The request:
Exclude the pictures, then repeat the remaining data exactly.

Collected data entries:
▬▬▬

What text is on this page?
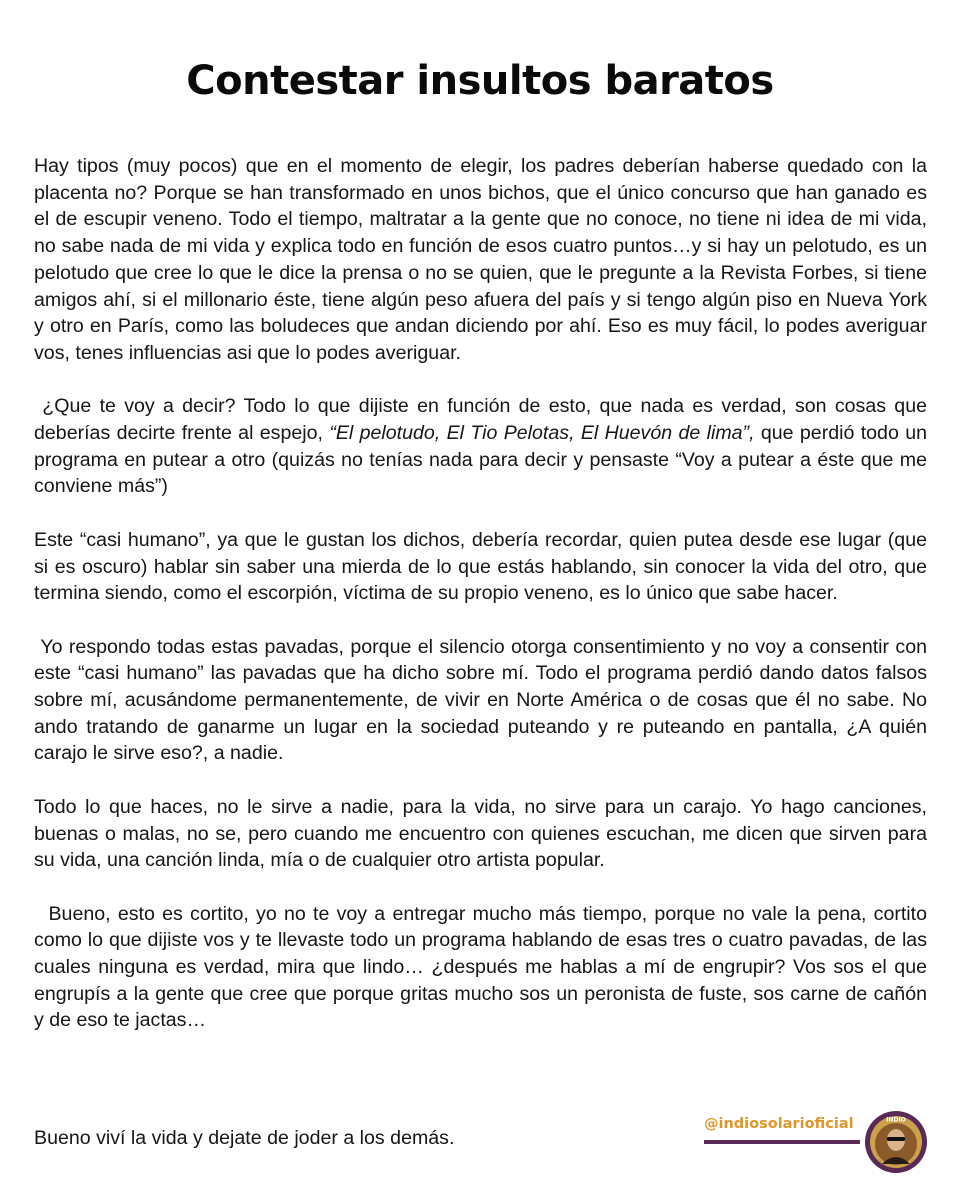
Contestar insultos baratos

Hay tipos (muy pocos) que en el momento de elegir, los padres deberían haberse quedado con la placenta no? Porque se han transformado en unos bichos, que el único concurso que han ganado es el de escupir veneno. Todo el tiempo, maltratar a la gente que no conoce, no tiene ni idea de mi vida, no sabe nada de mi vida y explica todo en función de esos cuatro puntos…y si hay un pelotudo, es un pelotudo que cree lo que le dice la prensa o no se quien, que le pregunte a la Revista Forbes, si tiene amigos ahí, si el millonario éste, tiene algún peso afuera del país y si tengo algún piso en Nueva York y otro en París, como las boludeces que andan diciendo por ahí. Eso es muy fácil, lo podes averiguar vos, tenes influencias asi que lo podes averiguar.

¿Que te voy a decir? Todo lo que dijiste en función de esto, que nada es verdad, son cosas que deberías decirte frente al espejo, “El pelotudo, El Tio Pelotas, El Huevón de lima”, que perdió todo un programa en putear a otro (quizás no tenías nada para decir y pensaste “Voy a putear a éste que me conviene más”)

Este “casi humano”, ya que le gustan los dichos, debería recordar, quien putea desde ese lugar (que si es oscuro) hablar sin saber una mierda de lo que estás hablando, sin conocer la vida del otro, que termina siendo, como el escorpión, víctima de su propio veneno, es lo único que sabe hacer.

Yo respondo todas estas pavadas, porque el silencio otorga consentimiento y no voy a consentir con este “casi humano” las pavadas que ha dicho sobre mí. Todo el programa perdió dando datos falsos sobre mí, acusándome permanentemente, de vivir en Norte América o de cosas que él no sabe. No ando tratando de ganarme un lugar en la sociedad puteando y re puteando en pantalla, ¿A quién carajo le sirve eso?, a nadie.

Todo lo que haces, no le sirve a nadie, para la vida, no sirve para un carajo. Yo hago canciones, buenas o malas, no se, pero cuando me encuentro con quienes escuchan, me dicen que sirven para su vida, una canción linda, mía o de cualquier otro artista popular.

Bueno, esto es cortito, yo no te voy a entregar mucho más tiempo, porque no vale la pena, cortito como lo que dijiste vos y te llevaste todo un programa hablando de esas tres o cuatro pavadas, de las cuales ninguna es verdad, mira que lindo… ¿después me hablas a mí de engrupir? Vos sos el que engrupís a la gente que cree que porque gritas mucho sos un peronista de fuste, sos carne de cañón y de eso te jactas…

Bueno viví la vida y dejate de joder a los demás.
@indiosolarioficial	INDIO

▬▬▬

Result of this exercise:
What text is on this page?
Contestar insultos baratos

Hay tipos (muy pocos) que en el momento de elegir, los padres deberían haberse quedado con la placenta no? Porque se han transformado en unos bichos, que el único concurso que han ganado es el de escupir veneno. Todo el tiempo, maltratar a la gente que no conoce, no tiene ni idea de mi vida, no sabe nada de mi vida y explica todo en función de esos cuatro puntos…y si hay un pelotudo, es un pelotudo que cree lo que le dice la prensa o no se quien, que le pregunte a la Revista Forbes, si tiene amigos ahí, si el millonario éste, tiene algún peso afuera del país y si tengo algún piso en Nueva York y otro en París, como las boludeces que andan diciendo por ahí. Eso es muy fácil, lo podes averiguar vos, tenes influencias asi que lo podes averiguar.

¿Que te voy a decir? Todo lo que dijiste en función de esto, que nada es verdad, son cosas que deberías decirte frente al espejo, “El pelotudo, El Tio Pelotas, El Huevón de lima”, que perdió todo un programa en putear a otro (quizás no tenías nada para decir y pensaste “Voy a putear a éste que me conviene más”)

Este “casi humano”, ya que le gustan los dichos, debería recordar, quien putea desde ese lugar (que si es oscuro) hablar sin saber una mierda de lo que estás hablando, sin conocer la vida del otro, que termina siendo, como el escorpión, víctima de su propio veneno, es lo único que sabe hacer.

Yo respondo todas estas pavadas, porque el silencio otorga consentimiento y no voy a consentir con este “casi humano” las pavadas que ha dicho sobre mí. Todo el programa perdió dando datos falsos sobre mí, acusándome permanentemente, de vivir en Norte América o de cosas que él no sabe. No ando tratando de ganarme un lugar en la sociedad puteando y re puteando en pantalla, ¿A quién carajo le sirve eso?, a nadie.

Todo lo que haces, no le sirve a nadie, para la vida, no sirve para un carajo. Yo hago canciones, buenas o malas, no se, pero cuando me encuentro con quienes escuchan, me dicen que sirven para su vida, una canción linda, mía o de cualquier otro artista popular.

Bueno, esto es cortito, yo no te voy a entregar mucho más tiempo, porque no vale la pena, cortito como lo que dijiste vos y te llevaste todo un programa hablando de esas tres o cuatro pavadas, de las cuales ninguna es verdad, mira que lindo… ¿después me hablas a mí de engrupir? Vos sos el que engrupís a la gente que cree que porque gritas mucho sos un peronista de fuste, sos carne de cañón y de eso te jactas…

Bueno viví la vida y dejate de joder a los demás.
@indiosolarioficial	INDIO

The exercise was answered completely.